**AIM:** Using the material that follows, identify and copy each line with the string "text".

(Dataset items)
------------------------------------------------------------
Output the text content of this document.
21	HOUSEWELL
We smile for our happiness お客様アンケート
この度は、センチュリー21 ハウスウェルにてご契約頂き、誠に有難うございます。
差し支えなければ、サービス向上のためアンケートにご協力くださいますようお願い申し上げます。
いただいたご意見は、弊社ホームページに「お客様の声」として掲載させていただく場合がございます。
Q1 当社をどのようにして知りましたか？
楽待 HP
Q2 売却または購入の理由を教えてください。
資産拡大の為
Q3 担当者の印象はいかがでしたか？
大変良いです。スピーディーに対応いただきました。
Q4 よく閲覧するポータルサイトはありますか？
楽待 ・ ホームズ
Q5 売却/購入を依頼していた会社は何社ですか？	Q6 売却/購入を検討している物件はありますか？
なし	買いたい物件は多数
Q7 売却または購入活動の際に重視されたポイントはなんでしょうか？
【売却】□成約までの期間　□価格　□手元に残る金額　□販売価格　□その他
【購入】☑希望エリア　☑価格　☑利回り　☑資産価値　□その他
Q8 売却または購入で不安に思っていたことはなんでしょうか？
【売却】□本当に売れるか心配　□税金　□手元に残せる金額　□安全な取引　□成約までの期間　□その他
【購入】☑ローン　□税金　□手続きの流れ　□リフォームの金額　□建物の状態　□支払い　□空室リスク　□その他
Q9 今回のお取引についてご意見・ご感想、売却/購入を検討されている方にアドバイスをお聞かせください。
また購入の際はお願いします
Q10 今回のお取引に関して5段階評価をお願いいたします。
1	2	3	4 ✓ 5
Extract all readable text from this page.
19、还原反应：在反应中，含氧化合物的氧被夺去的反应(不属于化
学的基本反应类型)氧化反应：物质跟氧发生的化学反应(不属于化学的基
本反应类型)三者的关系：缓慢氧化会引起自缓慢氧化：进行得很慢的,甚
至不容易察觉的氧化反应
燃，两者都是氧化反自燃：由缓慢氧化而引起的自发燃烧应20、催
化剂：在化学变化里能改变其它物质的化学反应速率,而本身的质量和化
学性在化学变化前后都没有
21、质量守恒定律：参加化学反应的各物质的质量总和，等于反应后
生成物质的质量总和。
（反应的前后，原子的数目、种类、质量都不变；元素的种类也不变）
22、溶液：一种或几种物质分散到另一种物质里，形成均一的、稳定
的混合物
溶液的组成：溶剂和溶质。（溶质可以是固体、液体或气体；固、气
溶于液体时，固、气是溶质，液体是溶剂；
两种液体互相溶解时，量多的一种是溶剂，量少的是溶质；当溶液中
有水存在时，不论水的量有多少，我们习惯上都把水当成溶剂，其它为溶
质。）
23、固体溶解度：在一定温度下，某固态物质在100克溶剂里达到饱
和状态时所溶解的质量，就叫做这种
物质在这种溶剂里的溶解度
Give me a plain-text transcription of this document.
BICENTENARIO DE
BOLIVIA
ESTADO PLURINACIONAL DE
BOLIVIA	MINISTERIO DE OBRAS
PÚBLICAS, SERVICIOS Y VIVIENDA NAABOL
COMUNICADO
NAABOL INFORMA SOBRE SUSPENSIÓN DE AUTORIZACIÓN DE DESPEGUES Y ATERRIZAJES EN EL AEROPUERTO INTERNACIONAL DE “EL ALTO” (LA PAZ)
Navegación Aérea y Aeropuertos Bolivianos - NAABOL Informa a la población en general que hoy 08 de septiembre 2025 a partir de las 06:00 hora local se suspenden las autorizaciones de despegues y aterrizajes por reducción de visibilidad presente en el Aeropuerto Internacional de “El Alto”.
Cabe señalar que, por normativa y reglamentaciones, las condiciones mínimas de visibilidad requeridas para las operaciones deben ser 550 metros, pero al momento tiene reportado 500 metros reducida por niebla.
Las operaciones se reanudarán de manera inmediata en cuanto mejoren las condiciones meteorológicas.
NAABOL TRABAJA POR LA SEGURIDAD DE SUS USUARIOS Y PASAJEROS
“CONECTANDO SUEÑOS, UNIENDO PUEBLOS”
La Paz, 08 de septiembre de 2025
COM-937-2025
------------------------------------------------------------
**SOLVED EXERCISE:**
Output the text content of this document.
Extract all readable text from this page.
Give me a plain-text transcription of this document.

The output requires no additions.